— Data to use —

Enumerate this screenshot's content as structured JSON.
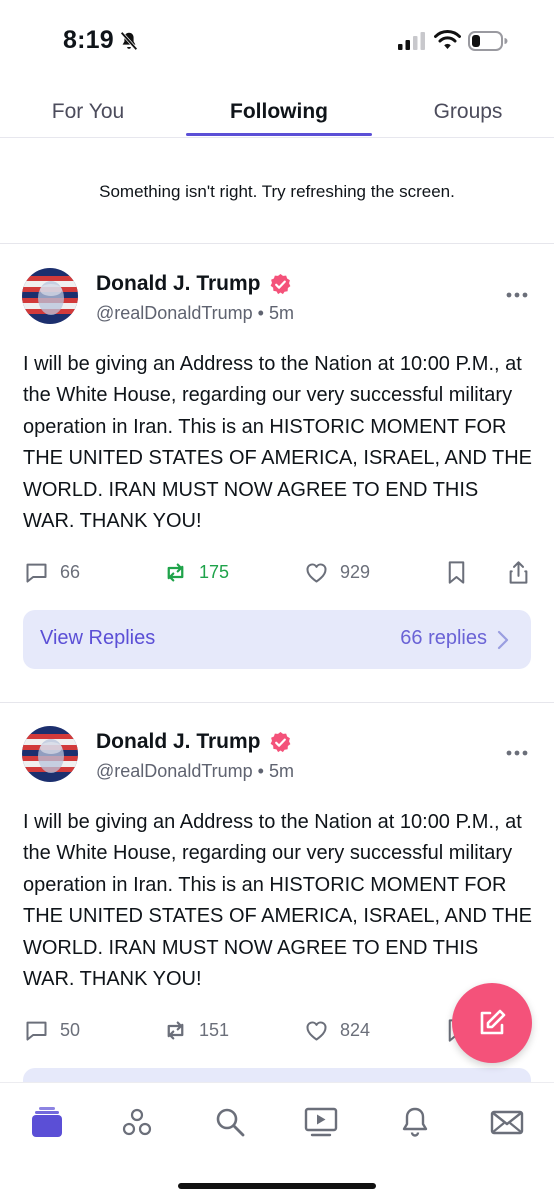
{
  "status_bar": {
    "time": "8:19"
  },
  "tabs": [
    {
      "label": "For You"
    },
    {
      "label": "Following"
    },
    {
      "label": "Groups"
    }
  ],
  "error_message": "Something isn't right. Try refreshing the screen.",
  "posts": [
    {
      "author": "Donald J. Trump",
      "handle": "@realDonaldTrump • 5m",
      "text": "I will be giving an Address to the Nation at 10:00 P.M., at the White House, regarding our very successful military operation in Iran. This is an HISTORIC MOMENT FOR THE UNITED STATES OF AMERICA, ISRAEL, AND THE WORLD. IRAN MUST NOW AGREE TO END THIS WAR. THANK YOU!",
      "replies": "66",
      "reposts": "175",
      "likes": "929",
      "view_replies_label": "View Replies",
      "replies_count_label": "66 replies"
    },
    {
      "author": "Donald J. Trump",
      "handle": "@realDonaldTrump • 5m",
      "text": "I will be giving an Address to the Nation at 10:00 P.M., at the White House, regarding our very successful military operation in Iran. This is an HISTORIC MOMENT FOR THE UNITED STATES OF AMERICA, ISRAEL, AND THE WORLD. IRAN MUST NOW AGREE TO END THIS WAR. THANK YOU!",
      "replies": "50",
      "reposts": "151",
      "likes": "824"
    }
  ],
  "colors": {
    "accent": "#5b4fd6",
    "verified": "#f4527a",
    "repost_active": "#1fa34a",
    "fab": "#f4527a",
    "view_replies_bg": "#e6e9fa"
  },
  "icons": [
    "bell-off-icon",
    "signal-icon",
    "wifi-icon",
    "battery-icon",
    "verified-icon",
    "more-icon",
    "reply-icon",
    "repost-icon",
    "like-icon",
    "bookmark-icon",
    "share-icon",
    "chevron-right-icon",
    "compose-icon",
    "feed-icon",
    "groups-icon",
    "search-icon",
    "video-icon",
    "notifications-icon",
    "messages-icon"
  ]
}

— Exercise —
Copy out each record shown above without alteration, skipping any picture.

— Task result —
Enumerate this screenshot's content as structured JSON.
{
  "status_bar": {
    "time": "8:19"
  },
  "tabs": [
    {
      "label": "For You"
    },
    {
      "label": "Following"
    },
    {
      "label": "Groups"
    }
  ],
  "error_message": "Something isn't right. Try refreshing the screen.",
  "posts": [
    {
      "author": "Donald J. Trump",
      "handle": "@realDonaldTrump • 5m",
      "text": "I will be giving an Address to the Nation at 10:00 P.M., at the White House, regarding our very successful military operation in Iran. This is an HISTORIC MOMENT FOR THE UNITED STATES OF AMERICA, ISRAEL, AND THE WORLD. IRAN MUST NOW AGREE TO END THIS WAR. THANK YOU!",
      "replies": "66",
      "reposts": "175",
      "likes": "929",
      "view_replies_label": "View Replies",
      "replies_count_label": "66 replies"
    },
    {
      "author": "Donald J. Trump",
      "handle": "@realDonaldTrump • 5m",
      "text": "I will be giving an Address to the Nation at 10:00 P.M., at the White House, regarding our very successful military operation in Iran. This is an HISTORIC MOMENT FOR THE UNITED STATES OF AMERICA, ISRAEL, AND THE WORLD. IRAN MUST NOW AGREE TO END THIS WAR. THANK YOU!",
      "replies": "50",
      "reposts": "151",
      "likes": "824"
    }
  ],
  "colors": {
    "accent": "#5b4fd6",
    "verified": "#f4527a",
    "repost_active": "#1fa34a",
    "fab": "#f4527a",
    "view_replies_bg": "#e6e9fa"
  },
  "icons": [
    "bell-off-icon",
    "signal-icon",
    "wifi-icon",
    "battery-icon",
    "verified-icon",
    "more-icon",
    "reply-icon",
    "repost-icon",
    "like-icon",
    "bookmark-icon",
    "share-icon",
    "chevron-right-icon",
    "compose-icon",
    "feed-icon",
    "groups-icon",
    "search-icon",
    "video-icon",
    "notifications-icon",
    "messages-icon"
  ]
}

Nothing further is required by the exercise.